Estratto della pagina =
<<<<

La Better Regulation come strumento di semplificazione normativa
Sommario
A partire dalla fine degli anni ’80 le istituzioni internazionali hanno prestato particolare attenzione ai temi della riduzione degli oneri amministrativi, della semplificazione normativa e dell’analisi di impatto della regolamentazione. Nel corso degli anni si è assistito ad una crescita del numero delle leggi e dei regolamenti, dei carichi regolativi che gravano sulle attività di cittadini, imprese e amministrazioni pubbliche e ad una complessità degli adempimenti burocratici imposti per assicurare e verificare il rispetto di tali regolazioni. Tutto ciò ha comportato un forte impatto sulla crescita e sulla competitività del singolo paese.
Le policies adottate da diversi paesi hanno tentato di dare una risposta alla domanda se una deregolamentazione sia da preferire una corretta ed efficace politica di regolazione. La risposta ritenuta più valida è nella ricerca del giusto equilibrio tra regolazione e buona qualità della formazione. In questo modo è possibile dare la giusta risposta alle opposte spinte alla deregolazione, per favorire il progresso economico, e alla iper-regolamentazione, per disciplinare la concorrenza o per tutelare gli interessi deboli o costituzionalmente sensibili.
La Better Regulation
Le politiche di semplificazione normativa e amministrativa hanno trovato un forte impulso nella Strategia di Lisbona. Ricordiamo che oggi, la gran parte dei servizi pubblici può essere gestita da soggetti organizzati in forma di società di diritto privato. Il potere pubblico viene chiamato a regolamentare i mercati con la produzione di regole specifiche con una disciplina pubblicistica che rimane quindi nella forma della regolazione. È questa una modificazione profonda delle funzioni dello Stato che pone la necessità di creare delle “buone” regole idonee al funzionamento del mercato d’interesse pubblico.
Gli effetti di un buon sistema di regolazione dei mercati sono infatti molto importanti poiché in primo luogo viene stimolata la nascita di mercati efficienti e concorrenziali anche a livello locale, in secondo luogo perché un effetto significativo è quello che consente al Paese di localizzare utilmente le imprese. Si sottolinea che, a seguito dell’impulso comunitario, è stato operato un vero e proprio passaggio tra uno Stato che erogava servizi pubblici ad uno Stato che opera una regolazione del mercato in cui esistono soggetti privati.

>>>>

Dati estratti =

<<<<

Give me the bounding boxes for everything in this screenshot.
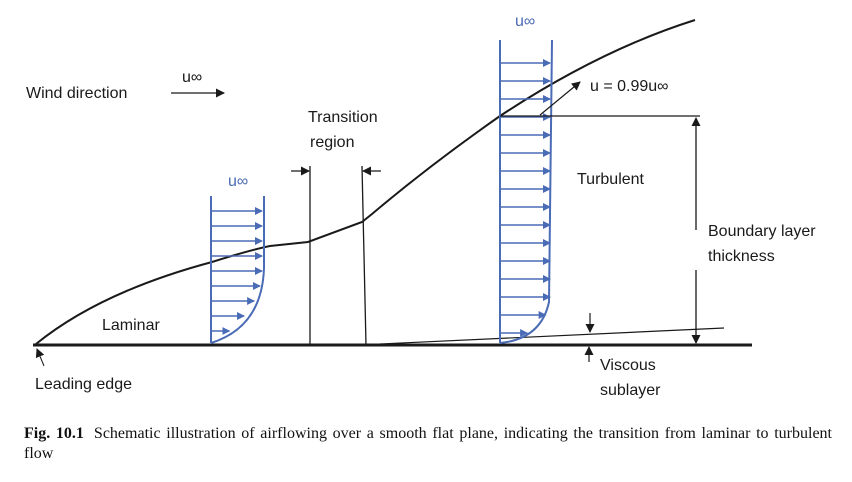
figure-caption-label: Fig. 10.1	[24, 425, 84, 442]
profile-left-curve	[210, 196, 265, 344]
wind-u-infinity-label: u∞	[182, 69, 202, 86]
leading-edge-pointer	[35, 348, 45, 367]
boundary-layer-edge	[35, 19, 696, 345]
turbulent-velocity-profile	[499, 39, 553, 344]
laminar-velocity-profile	[210, 196, 265, 344]
right-u-infinity-label: u∞	[515, 13, 535, 30]
left-u-infinity-label: u∞	[228, 173, 248, 190]
profile-right-curve	[499, 39, 553, 344]
u099-pointer-arrow	[539, 81, 581, 116]
transition-label-line2: region	[310, 134, 354, 151]
wind-direction-label: Wind direction	[26, 85, 127, 102]
transition-line-right	[361, 165, 367, 346]
turbulent-label: Turbulent	[577, 171, 645, 188]
viscous-sublayer-label-line2: sublayer	[600, 382, 661, 399]
leading-edge-label: Leading edge	[35, 376, 132, 393]
boundary-layer-label-line1: Boundary layer	[708, 223, 816, 240]
boundary-layer-label-line2: thickness	[708, 248, 775, 265]
u-099-label: u = 0.99u∞	[590, 78, 669, 95]
viscous-sublayer-label-line1: Viscous	[600, 357, 656, 374]
boundary-layer-diagram: Wind direction u∞ u∞ u∞ Transition regio…	[26, 13, 816, 399]
transition-label-line1: Transition	[308, 109, 378, 126]
figure-caption-text: Schematic illustration of airflowing ove…	[24, 425, 833, 462]
laminar-label: Laminar	[102, 317, 160, 334]
viscous-sublayer-line	[379, 327, 725, 345]
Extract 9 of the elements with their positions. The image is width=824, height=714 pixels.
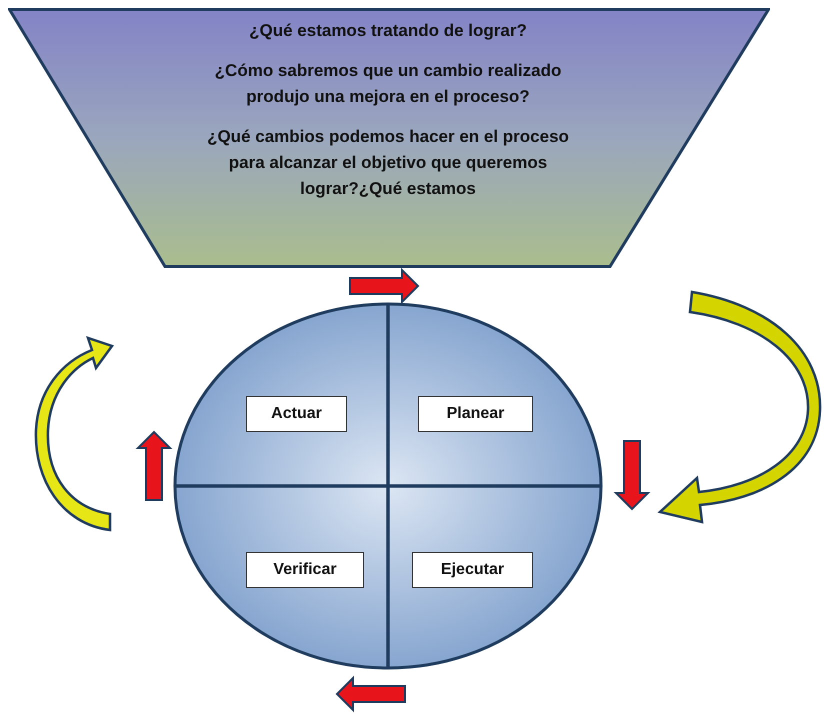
phase-label-box: Actuar xyxy=(246,396,347,432)
question-text: ¿Qué cambios podemos hacer en el proceso para alcanzar el objetivo que queremos lograr?¿Qué estamos xyxy=(206,126,570,200)
phase-label-box: Verificar xyxy=(246,552,364,588)
cycle-circle xyxy=(173,302,603,670)
question-text: ¿Qué estamos tratando de lograr? xyxy=(249,20,527,42)
phase-label-box: Ejecutar xyxy=(412,552,533,588)
funnel-trapezoid xyxy=(8,8,770,268)
phase-label-box: Planear xyxy=(418,396,533,432)
question-text: ¿Cómo sabremos que un cambio realizado produjo una mejora en el proceso? xyxy=(214,60,562,108)
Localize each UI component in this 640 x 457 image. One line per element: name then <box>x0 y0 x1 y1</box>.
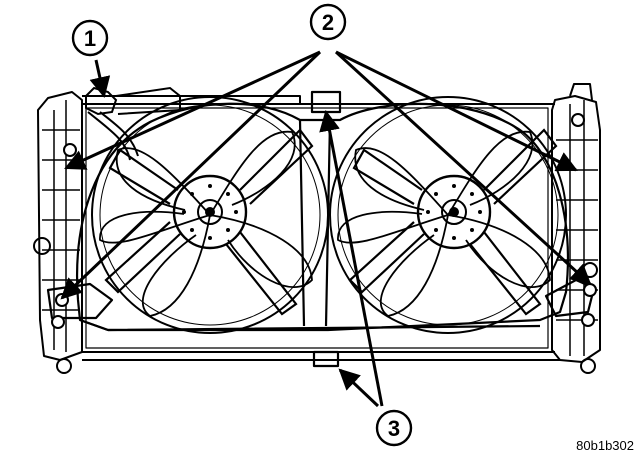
right-fan-shaft <box>449 207 459 217</box>
leader-2-c <box>335 50 578 172</box>
leader-2-d <box>334 50 592 286</box>
right-fan-ring <box>329 96 567 334</box>
radiator-bottom-left-plug <box>56 358 72 374</box>
leader-2-a <box>64 50 321 170</box>
bolt-lower-right <box>583 283 597 297</box>
leader-2-b <box>60 50 322 300</box>
left-fan-inner-ring <box>99 104 321 326</box>
shroud-bottom-tab <box>312 350 340 368</box>
left-fan-blades <box>99 130 313 317</box>
right-fan-motor <box>416 174 492 250</box>
callout-3-label: 3 <box>388 416 400 441</box>
radiator-drain-plug <box>580 358 596 374</box>
callout-1: 1 <box>71 19 109 57</box>
radiator-right-tank <box>551 95 601 363</box>
callout-1-label: 1 <box>84 26 96 51</box>
right-fan-inner-ring <box>337 104 559 326</box>
right-fan-struts <box>348 128 558 316</box>
bolt-right-bottom <box>581 313 595 327</box>
bolt-upper-right <box>571 113 585 127</box>
left-fan-hub <box>197 199 223 225</box>
radiator-left-cap <box>33 237 51 255</box>
right-fan-motor-vents <box>426 184 482 240</box>
radiator-bottom-rail <box>82 351 560 361</box>
right-fan <box>329 96 567 334</box>
figure-id: 80b1b302 <box>576 438 634 453</box>
shroud-top-bracket <box>310 90 342 114</box>
left-fan-struts <box>104 128 314 316</box>
callout-2-circle <box>309 3 347 41</box>
fan-shroud <box>46 90 596 368</box>
leader-3-b <box>338 368 380 408</box>
left-fan-motor-vents <box>182 184 238 240</box>
left-fan-shaft <box>205 207 215 217</box>
radiator-left-tank-ribs <box>42 100 80 352</box>
right-fan-hub <box>441 199 467 225</box>
left-fan <box>91 96 329 334</box>
callout-1-circle <box>71 19 109 57</box>
left-fan-motor <box>172 174 248 250</box>
left-fan-ring <box>91 96 329 334</box>
leader-3-a <box>319 109 384 407</box>
bolt-left-bottom <box>51 315 65 329</box>
radiator-core <box>85 107 549 349</box>
right-fan-blades <box>337 130 551 317</box>
radiator-right-cap <box>582 262 598 278</box>
radiator-outlet-neck <box>569 83 593 101</box>
callout-leaders <box>60 50 592 408</box>
callout-2-label: 2 <box>322 10 334 35</box>
leader-1 <box>89 59 111 99</box>
callout-3-circle <box>375 409 413 447</box>
callout-2: 2 <box>309 3 347 41</box>
bolt-upper-left <box>63 143 77 157</box>
callout-3: 3 <box>375 409 413 447</box>
shroud-left-ear <box>46 282 114 320</box>
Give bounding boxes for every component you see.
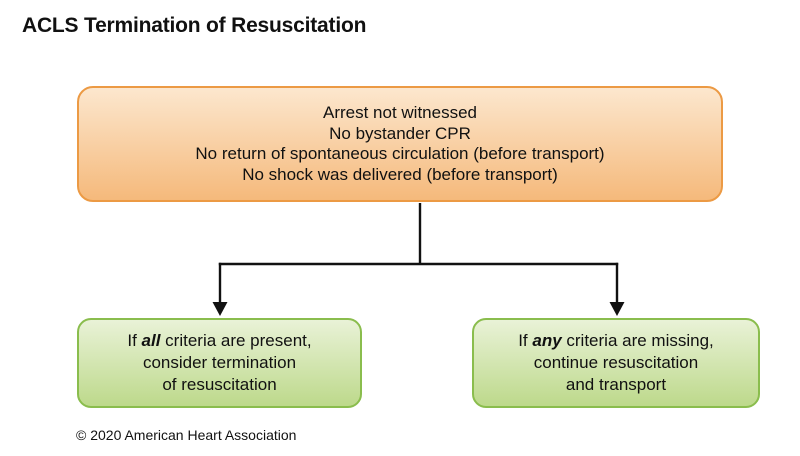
criteria-line: No bystander CPR — [329, 123, 471, 143]
criteria-line: No return of spontaneous circulation (be… — [195, 144, 605, 163]
outcome-right-line2: continue resuscitation — [533, 353, 699, 372]
outcome-right-line1: If any criteria are missing, — [518, 330, 714, 352]
outcome-left-rest: criteria are present, — [160, 331, 312, 350]
criteria-box-text: Arrest not witnessed No bystander CPR No… — [195, 103, 604, 185]
outcome-box-continue: If any criteria are missing, continue re… — [472, 318, 760, 408]
outcome-right-rest: criteria are missing, — [561, 331, 714, 350]
outcome-right-prefix: If — [518, 331, 533, 350]
page-title: ACLS Termination of Resuscitation — [22, 14, 367, 37]
outcome-left-line2: consider termination — [142, 353, 297, 372]
outcome-left-text: If all criteria are present, consider te… — [127, 330, 311, 396]
outcome-right-text: If any criteria are missing, continue re… — [518, 330, 714, 396]
criteria-line: No shock was delivered (before transport… — [242, 164, 558, 184]
copyright-text: © 2020 American Heart Association — [76, 427, 297, 443]
criteria-box: Arrest not witnessed No bystander CPR No… — [77, 86, 723, 202]
outcome-right-line3: and transport — [565, 375, 667, 394]
criteria-line: Arrest not witnessed — [322, 103, 477, 122]
outcome-left-line3: of resuscitation — [162, 375, 277, 394]
arrowhead-left-icon — [212, 302, 228, 316]
outcome-left-line1: If all criteria are present, — [127, 330, 311, 352]
outcome-right-emphasis: any — [532, 331, 562, 350]
arrowhead-right-icon — [609, 302, 625, 316]
outcome-left-emphasis: all — [141, 331, 161, 350]
outcome-box-termination: If all criteria are present, consider te… — [77, 318, 362, 408]
outcome-left-prefix: If — [127, 331, 142, 350]
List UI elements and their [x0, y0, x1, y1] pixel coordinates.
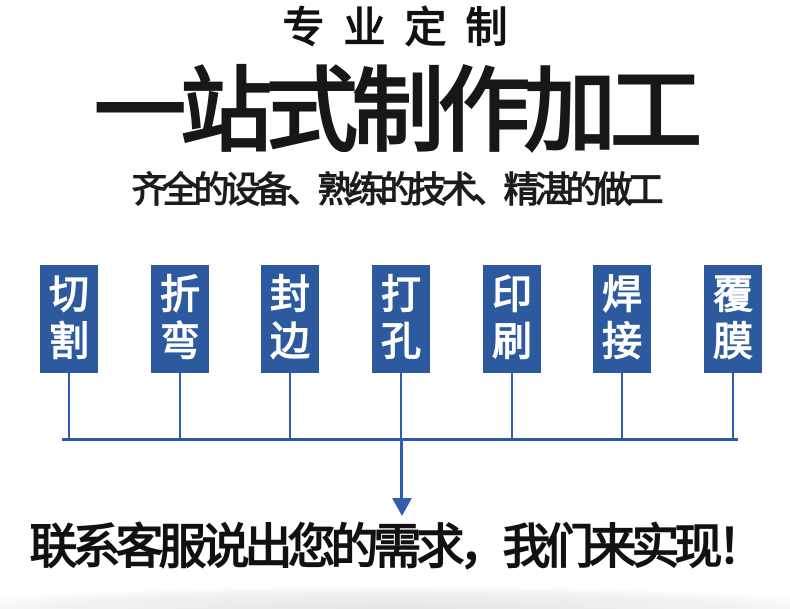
kicker-text: 专业定制	[282, 4, 527, 51]
connector-line	[289, 373, 291, 440]
page-title: 一站式制作加工	[93, 61, 702, 163]
process-label: 焊接	[602, 273, 642, 364]
process-label: 切割	[49, 273, 89, 364]
process-box-punching: 打孔	[372, 265, 430, 373]
bottom-shadow	[0, 587, 790, 609]
process-box-laminating: 覆膜	[704, 265, 762, 373]
process-box-bending: 折弯	[151, 265, 209, 373]
subtitle-text: 齐全的设备、熟练的技术、精湛的做工	[131, 169, 663, 210]
process-box-printing: 印刷	[483, 265, 541, 373]
connector-line	[400, 373, 402, 440]
process-label: 打孔	[381, 273, 421, 364]
process-label: 覆膜	[713, 273, 753, 364]
connector-line	[511, 373, 513, 440]
cta-text: 联系客服说出您的需求，我们来实现！	[29, 521, 765, 574]
down-arrow-shaft	[400, 438, 403, 500]
connector-line	[68, 373, 70, 440]
process-label: 折弯	[160, 273, 200, 364]
process-box-welding: 焊接	[593, 265, 651, 373]
connector-line	[179, 373, 181, 440]
down-arrow-icon	[392, 498, 412, 516]
connector-line	[732, 373, 734, 440]
process-label: 封边	[270, 273, 310, 364]
connector-line	[621, 373, 623, 440]
process-box-edge-sealing: 封边	[261, 265, 319, 373]
process-box-cutting: 切割	[40, 265, 98, 373]
process-label: 印刷	[492, 273, 532, 364]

>>>>

Compiti =
1. Riassumi in forma più breve il paragrafo del testo sulla Better Regulation che comincia con "A partire dalla fine degli anni ’80", mantenendone i fatti principali.
2. Trascrivi il passo del testo sulla Better Regulation compreso tra "La Better Regulation come" e "del singolo paese.", estremi inclusi.

Risposte ai compiti =
1.
Dalla fine degli anni ’80 le istituzioni internazionali si sono concentrate su tre temi: riduzione degli oneri amministrativi, semplificazione normativa e analisi di impatto della regolamentazione. Nel tempo sono cresciuti diversi elementi:
- il numero di leggi e regolamenti;
- i carichi regolativi su cittadini, imprese e amministrazioni pubbliche;
- la complessità degli adempimenti burocratici.

Questa crescita ha avuto un forte impatto sulla crescita e sulla competitività del singolo paese.

2.
La Better Regulation come strumento di semplificazione normativa
Sommario
A partire dalla fine degli anni ’80 le istituzioni internazionali hanno prestato particolare attenzione ai temi della riduzione degli oneri amministrativi, della semplificazione normativa e dell’analisi di impatto della regolamentazione. Nel corso degli anni si è assistito ad una crescita del numero delle leggi e dei regolamenti, dei carichi regolativi che gravano sulle attività di cittadini, imprese e amministrazioni pubbliche e ad una complessità degli adempimenti burocratici imposti per assicurare e verificare il rispetto di tali regolazioni. Tutto ciò ha comportato un forte impatto sulla crescita e sulla competitività del singolo paese.